Brief →
Report, as a bare number, how many lines of the material below contain the word "icon".

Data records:
##############################

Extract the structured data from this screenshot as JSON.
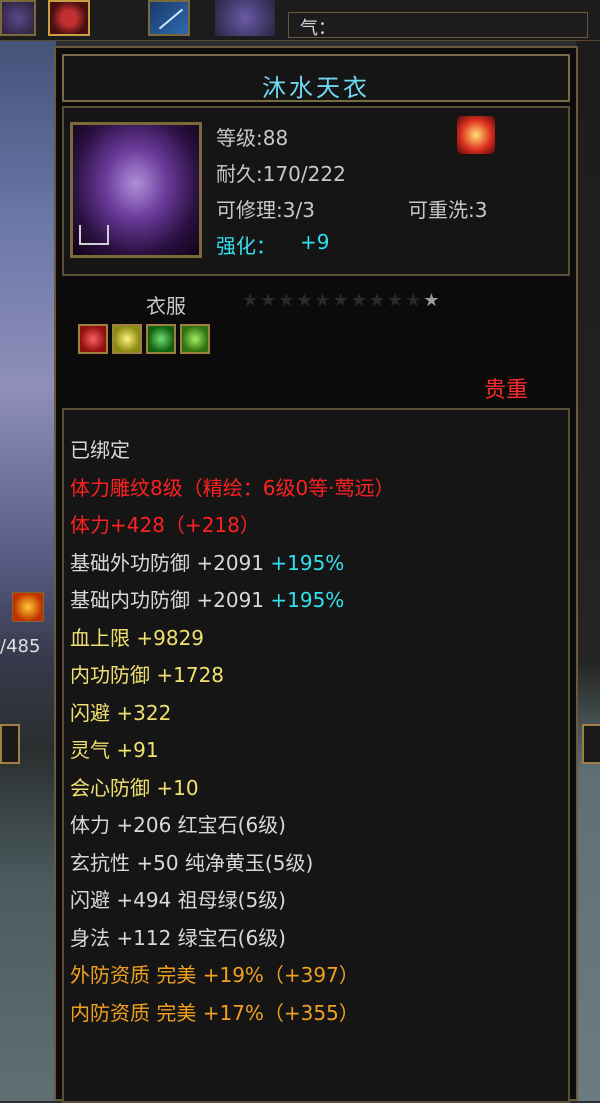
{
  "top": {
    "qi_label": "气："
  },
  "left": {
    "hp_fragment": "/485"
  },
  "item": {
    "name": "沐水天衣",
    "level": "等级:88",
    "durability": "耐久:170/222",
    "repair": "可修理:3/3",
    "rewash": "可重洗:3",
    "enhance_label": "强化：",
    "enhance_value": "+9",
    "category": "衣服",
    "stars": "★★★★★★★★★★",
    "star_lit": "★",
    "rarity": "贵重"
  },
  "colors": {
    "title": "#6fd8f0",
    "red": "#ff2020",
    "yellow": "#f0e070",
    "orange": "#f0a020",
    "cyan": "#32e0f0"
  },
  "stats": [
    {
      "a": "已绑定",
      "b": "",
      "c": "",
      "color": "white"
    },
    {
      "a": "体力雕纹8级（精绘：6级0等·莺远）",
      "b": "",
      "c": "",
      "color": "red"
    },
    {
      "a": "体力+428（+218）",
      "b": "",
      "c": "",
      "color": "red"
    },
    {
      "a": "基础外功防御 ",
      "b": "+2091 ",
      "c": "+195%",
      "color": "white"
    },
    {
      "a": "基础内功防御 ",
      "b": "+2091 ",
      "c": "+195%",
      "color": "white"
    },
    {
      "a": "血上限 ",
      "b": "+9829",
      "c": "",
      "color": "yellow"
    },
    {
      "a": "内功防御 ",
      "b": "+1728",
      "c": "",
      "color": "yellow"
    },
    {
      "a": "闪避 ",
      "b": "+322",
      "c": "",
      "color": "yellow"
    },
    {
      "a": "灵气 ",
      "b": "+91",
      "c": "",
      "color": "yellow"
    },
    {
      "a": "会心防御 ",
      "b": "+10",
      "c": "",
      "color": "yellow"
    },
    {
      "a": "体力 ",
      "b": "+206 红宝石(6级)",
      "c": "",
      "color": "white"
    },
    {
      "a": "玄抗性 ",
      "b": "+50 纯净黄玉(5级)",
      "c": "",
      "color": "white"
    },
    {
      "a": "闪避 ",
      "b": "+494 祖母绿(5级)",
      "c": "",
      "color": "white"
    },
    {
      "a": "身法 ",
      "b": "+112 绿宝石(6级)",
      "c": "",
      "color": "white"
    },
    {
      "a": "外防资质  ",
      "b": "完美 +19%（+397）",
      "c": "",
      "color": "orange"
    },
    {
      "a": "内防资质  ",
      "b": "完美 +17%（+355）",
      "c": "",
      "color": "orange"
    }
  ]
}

##############################

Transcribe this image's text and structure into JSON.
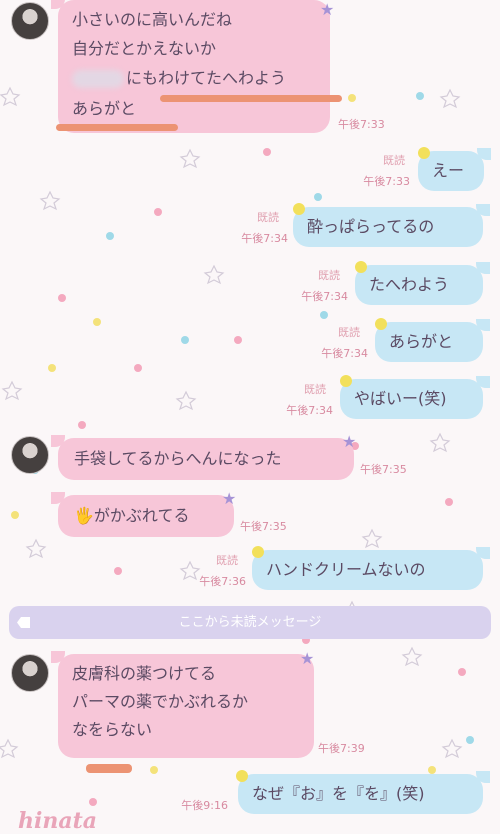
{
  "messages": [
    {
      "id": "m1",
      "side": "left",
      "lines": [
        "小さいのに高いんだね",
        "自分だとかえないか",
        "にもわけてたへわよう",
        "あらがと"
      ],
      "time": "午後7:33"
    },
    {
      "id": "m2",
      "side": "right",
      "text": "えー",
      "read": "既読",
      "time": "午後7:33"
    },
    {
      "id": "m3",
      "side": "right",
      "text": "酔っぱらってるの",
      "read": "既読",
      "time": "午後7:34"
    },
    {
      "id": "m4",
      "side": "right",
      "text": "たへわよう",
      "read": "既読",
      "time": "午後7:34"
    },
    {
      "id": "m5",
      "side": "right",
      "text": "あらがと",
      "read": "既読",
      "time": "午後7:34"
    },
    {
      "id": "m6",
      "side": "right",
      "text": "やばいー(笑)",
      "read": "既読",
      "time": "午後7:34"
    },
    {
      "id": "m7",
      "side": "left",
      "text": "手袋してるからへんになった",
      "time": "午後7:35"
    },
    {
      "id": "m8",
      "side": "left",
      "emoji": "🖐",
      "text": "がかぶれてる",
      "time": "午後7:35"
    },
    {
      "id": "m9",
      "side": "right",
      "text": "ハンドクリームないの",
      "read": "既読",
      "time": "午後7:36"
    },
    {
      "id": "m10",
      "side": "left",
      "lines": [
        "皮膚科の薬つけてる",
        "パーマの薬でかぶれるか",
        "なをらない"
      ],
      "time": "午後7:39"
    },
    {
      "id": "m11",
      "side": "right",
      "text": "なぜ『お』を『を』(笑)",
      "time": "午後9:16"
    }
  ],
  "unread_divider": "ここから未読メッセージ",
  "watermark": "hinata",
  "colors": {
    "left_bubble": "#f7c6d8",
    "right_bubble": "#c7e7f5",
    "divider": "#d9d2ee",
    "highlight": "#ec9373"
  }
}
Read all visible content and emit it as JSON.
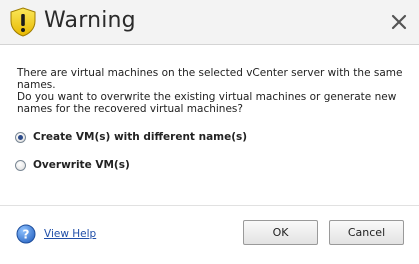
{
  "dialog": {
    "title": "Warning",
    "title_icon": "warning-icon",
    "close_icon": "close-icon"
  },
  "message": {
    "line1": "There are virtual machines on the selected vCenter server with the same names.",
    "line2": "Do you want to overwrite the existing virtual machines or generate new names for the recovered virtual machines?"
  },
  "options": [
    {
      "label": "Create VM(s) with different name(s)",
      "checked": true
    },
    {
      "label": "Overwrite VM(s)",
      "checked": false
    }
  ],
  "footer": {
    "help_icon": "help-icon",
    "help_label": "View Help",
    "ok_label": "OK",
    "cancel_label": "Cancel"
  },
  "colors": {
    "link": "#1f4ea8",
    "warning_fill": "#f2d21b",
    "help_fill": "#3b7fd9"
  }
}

##############################

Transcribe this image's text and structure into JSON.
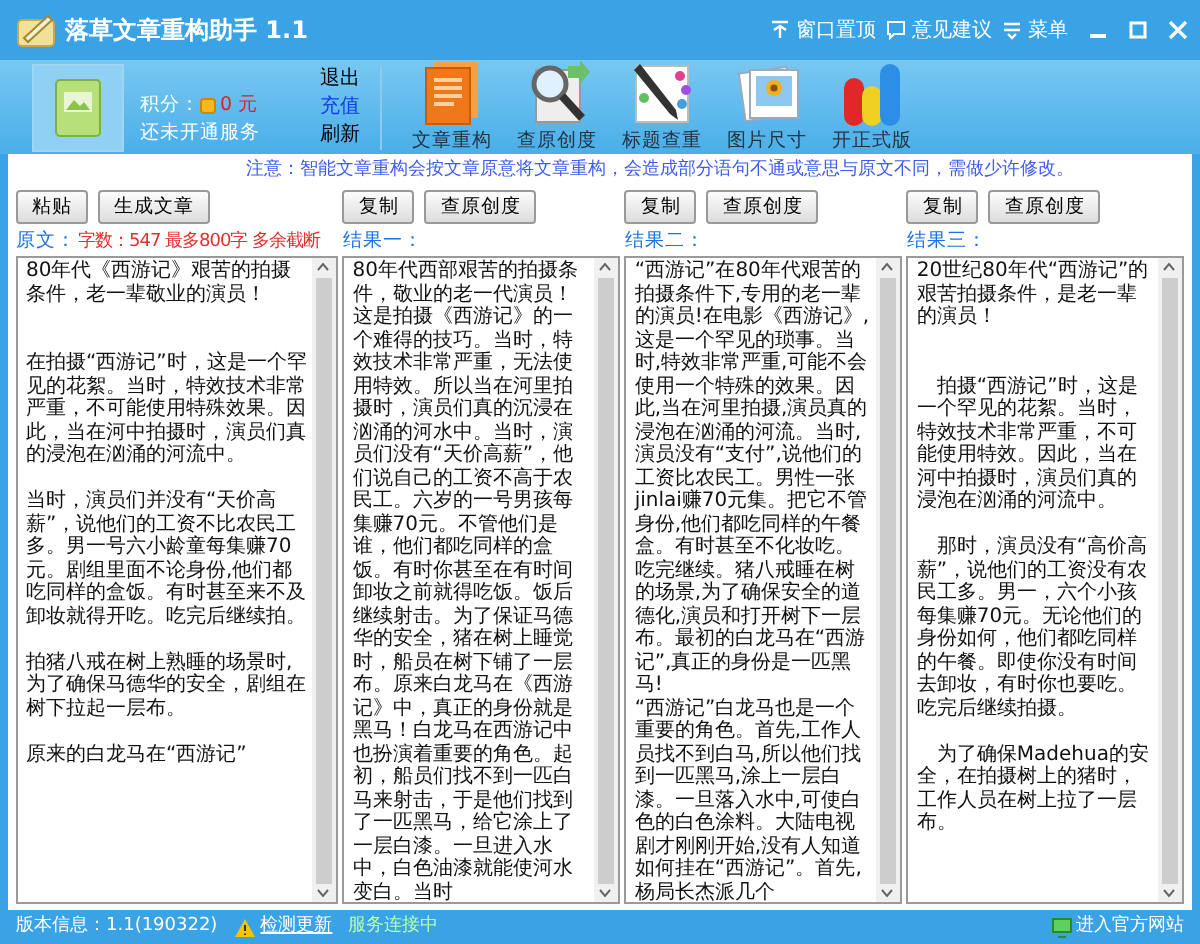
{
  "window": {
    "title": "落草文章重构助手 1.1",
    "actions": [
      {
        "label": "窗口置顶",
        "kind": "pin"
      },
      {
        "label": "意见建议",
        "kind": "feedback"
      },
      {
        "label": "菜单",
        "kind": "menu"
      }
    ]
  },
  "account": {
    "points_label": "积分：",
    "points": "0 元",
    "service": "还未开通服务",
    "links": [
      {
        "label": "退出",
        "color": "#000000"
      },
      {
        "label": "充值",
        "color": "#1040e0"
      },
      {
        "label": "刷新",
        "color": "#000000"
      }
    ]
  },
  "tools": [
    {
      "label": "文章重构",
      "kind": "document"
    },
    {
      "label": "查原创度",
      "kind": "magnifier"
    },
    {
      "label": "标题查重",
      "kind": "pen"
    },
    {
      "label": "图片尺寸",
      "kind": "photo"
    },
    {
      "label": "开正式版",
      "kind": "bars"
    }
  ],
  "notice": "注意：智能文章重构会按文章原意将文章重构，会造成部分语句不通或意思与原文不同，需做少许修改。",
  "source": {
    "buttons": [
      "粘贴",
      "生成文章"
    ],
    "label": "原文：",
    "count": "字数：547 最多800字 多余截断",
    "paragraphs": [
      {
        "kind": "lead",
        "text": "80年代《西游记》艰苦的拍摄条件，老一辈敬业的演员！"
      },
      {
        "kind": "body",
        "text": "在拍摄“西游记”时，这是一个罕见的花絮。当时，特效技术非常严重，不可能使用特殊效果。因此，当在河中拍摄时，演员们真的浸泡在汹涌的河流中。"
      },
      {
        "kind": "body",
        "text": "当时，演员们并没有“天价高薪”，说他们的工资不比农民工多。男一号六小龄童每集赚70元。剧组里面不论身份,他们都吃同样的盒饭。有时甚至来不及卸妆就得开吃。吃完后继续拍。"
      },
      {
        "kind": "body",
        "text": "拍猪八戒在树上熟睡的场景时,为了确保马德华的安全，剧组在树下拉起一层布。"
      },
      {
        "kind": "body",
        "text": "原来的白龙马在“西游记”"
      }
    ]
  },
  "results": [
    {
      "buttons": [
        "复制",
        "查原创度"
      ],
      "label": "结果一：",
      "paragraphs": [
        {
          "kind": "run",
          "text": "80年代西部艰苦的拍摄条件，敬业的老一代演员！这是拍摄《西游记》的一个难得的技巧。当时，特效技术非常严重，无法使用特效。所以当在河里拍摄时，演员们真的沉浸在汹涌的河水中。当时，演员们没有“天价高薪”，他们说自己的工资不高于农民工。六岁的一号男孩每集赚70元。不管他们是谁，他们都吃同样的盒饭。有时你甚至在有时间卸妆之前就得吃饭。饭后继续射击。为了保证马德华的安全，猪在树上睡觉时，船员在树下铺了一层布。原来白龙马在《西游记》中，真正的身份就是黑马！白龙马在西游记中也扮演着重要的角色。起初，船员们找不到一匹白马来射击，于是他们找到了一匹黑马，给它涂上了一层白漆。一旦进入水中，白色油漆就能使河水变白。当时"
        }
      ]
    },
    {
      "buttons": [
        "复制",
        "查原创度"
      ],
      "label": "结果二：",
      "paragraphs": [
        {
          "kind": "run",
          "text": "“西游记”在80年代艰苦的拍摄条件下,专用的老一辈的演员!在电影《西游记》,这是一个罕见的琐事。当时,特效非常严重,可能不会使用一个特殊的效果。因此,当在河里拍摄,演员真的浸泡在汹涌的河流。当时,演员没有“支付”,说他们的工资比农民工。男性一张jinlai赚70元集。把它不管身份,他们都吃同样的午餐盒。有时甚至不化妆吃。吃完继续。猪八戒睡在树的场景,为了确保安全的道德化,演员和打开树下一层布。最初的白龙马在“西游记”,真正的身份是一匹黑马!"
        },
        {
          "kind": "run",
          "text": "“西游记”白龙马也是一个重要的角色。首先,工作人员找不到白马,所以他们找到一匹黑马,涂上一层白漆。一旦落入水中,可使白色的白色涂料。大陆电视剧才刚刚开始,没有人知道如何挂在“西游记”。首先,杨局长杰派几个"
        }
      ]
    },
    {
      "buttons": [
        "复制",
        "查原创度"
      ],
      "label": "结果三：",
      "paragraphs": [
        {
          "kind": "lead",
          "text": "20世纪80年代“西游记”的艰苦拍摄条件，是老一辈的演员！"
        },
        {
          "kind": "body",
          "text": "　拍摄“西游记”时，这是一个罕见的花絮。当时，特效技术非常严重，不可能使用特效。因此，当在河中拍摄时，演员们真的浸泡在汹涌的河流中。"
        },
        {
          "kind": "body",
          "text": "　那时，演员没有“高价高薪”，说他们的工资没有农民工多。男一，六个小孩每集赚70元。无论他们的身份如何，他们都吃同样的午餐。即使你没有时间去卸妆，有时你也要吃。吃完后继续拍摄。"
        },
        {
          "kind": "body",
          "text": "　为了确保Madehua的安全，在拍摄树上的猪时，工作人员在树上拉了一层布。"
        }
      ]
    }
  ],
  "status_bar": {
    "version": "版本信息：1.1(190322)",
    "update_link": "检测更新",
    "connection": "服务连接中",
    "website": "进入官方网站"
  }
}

##############################

Solution for this problem →
3